THE TASK> Locate each line containing the string "icon" and copy it out.

Dataset records
++++++

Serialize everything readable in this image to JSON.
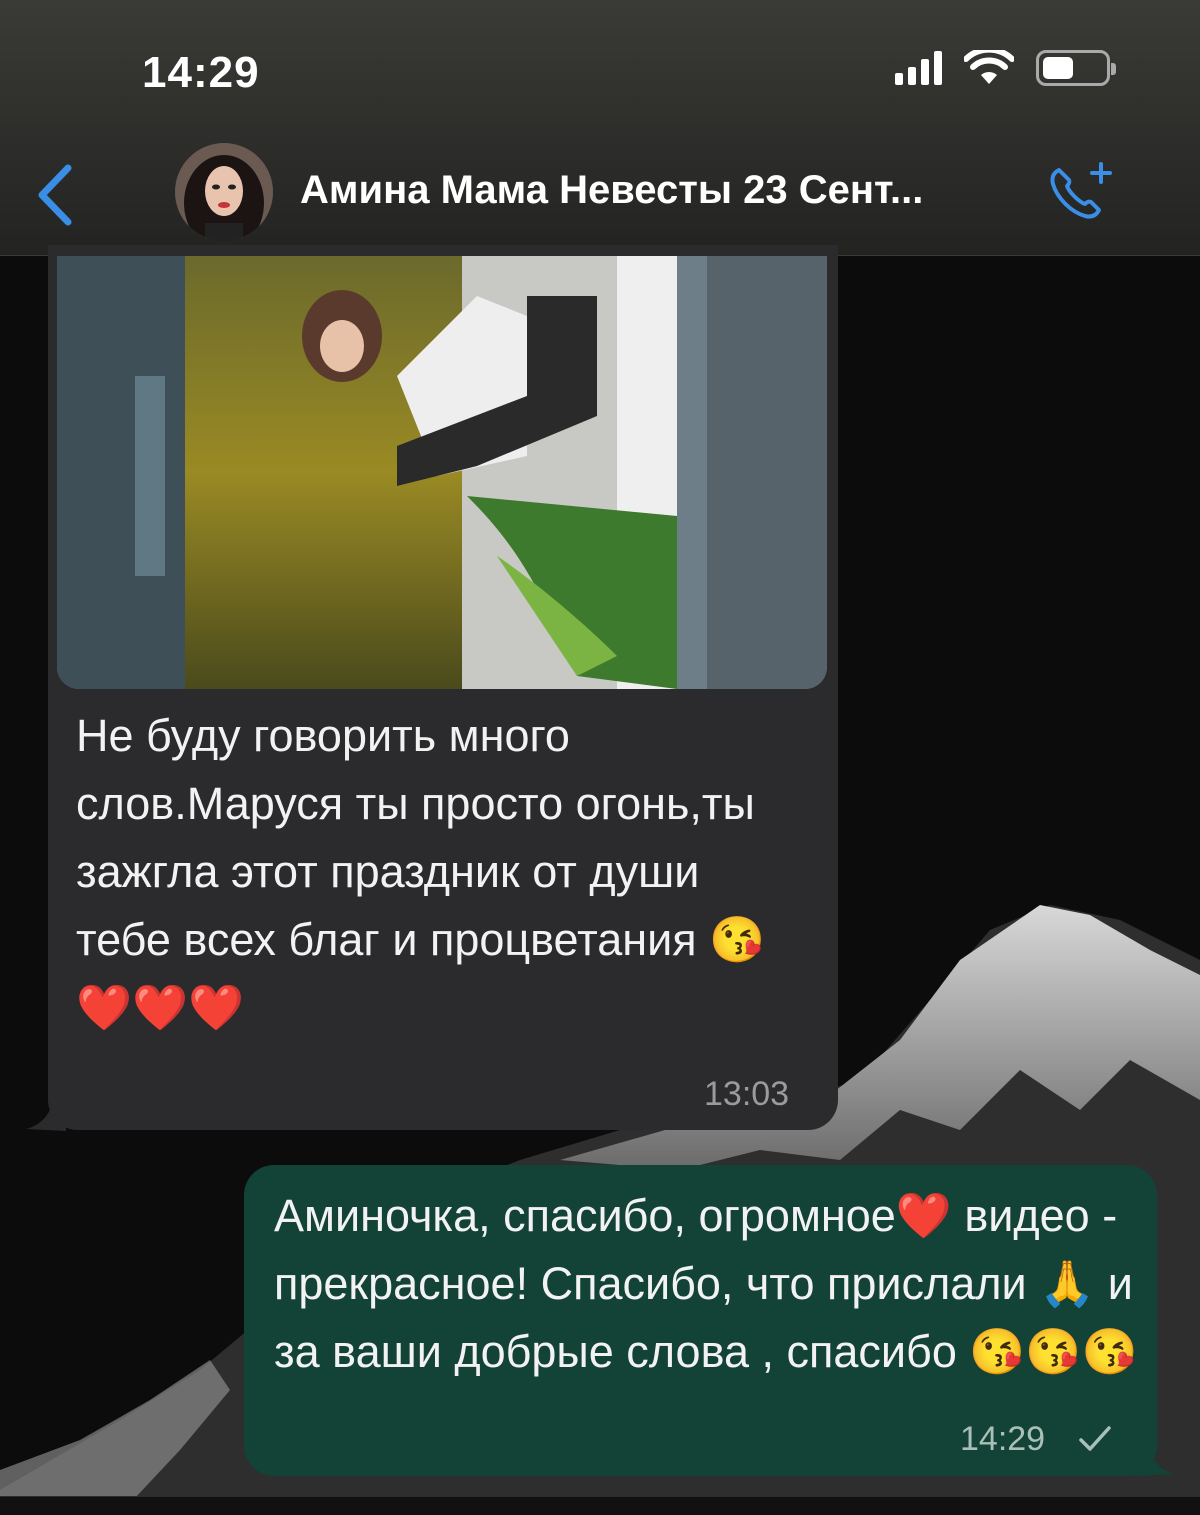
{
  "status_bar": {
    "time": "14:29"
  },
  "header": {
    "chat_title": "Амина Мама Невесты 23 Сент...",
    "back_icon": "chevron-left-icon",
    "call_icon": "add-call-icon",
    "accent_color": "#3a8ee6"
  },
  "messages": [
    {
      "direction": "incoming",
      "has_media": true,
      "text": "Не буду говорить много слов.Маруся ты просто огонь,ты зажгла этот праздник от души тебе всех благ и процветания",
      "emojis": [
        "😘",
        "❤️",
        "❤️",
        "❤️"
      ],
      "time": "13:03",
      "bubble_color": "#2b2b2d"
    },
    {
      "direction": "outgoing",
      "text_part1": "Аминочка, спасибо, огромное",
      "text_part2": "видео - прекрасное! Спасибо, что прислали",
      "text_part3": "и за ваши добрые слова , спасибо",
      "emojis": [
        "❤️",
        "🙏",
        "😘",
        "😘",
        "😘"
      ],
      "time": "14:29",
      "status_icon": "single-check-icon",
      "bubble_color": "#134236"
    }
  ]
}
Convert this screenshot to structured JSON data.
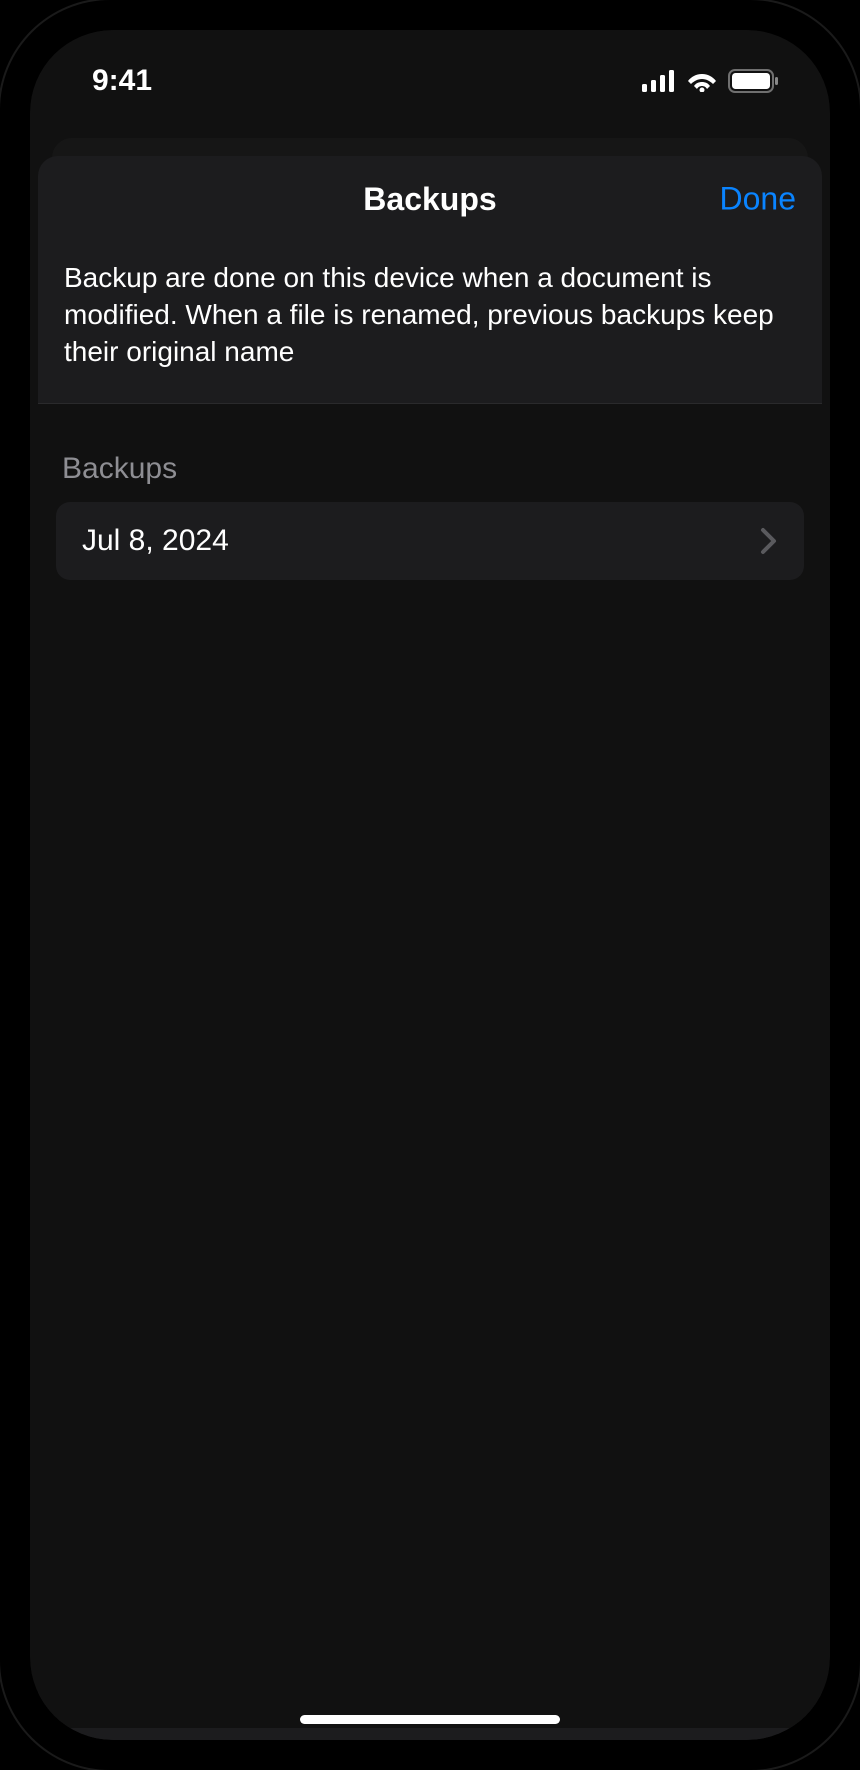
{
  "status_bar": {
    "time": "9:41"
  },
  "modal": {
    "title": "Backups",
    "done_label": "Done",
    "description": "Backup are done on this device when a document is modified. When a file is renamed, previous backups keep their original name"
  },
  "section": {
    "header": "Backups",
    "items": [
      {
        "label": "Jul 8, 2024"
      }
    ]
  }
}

++++++

FINAL RESULT>
    "back_icon": "chevron-left-icon",
    "call_icon": "add-call-icon",
      "status_icon": "single-check-icon",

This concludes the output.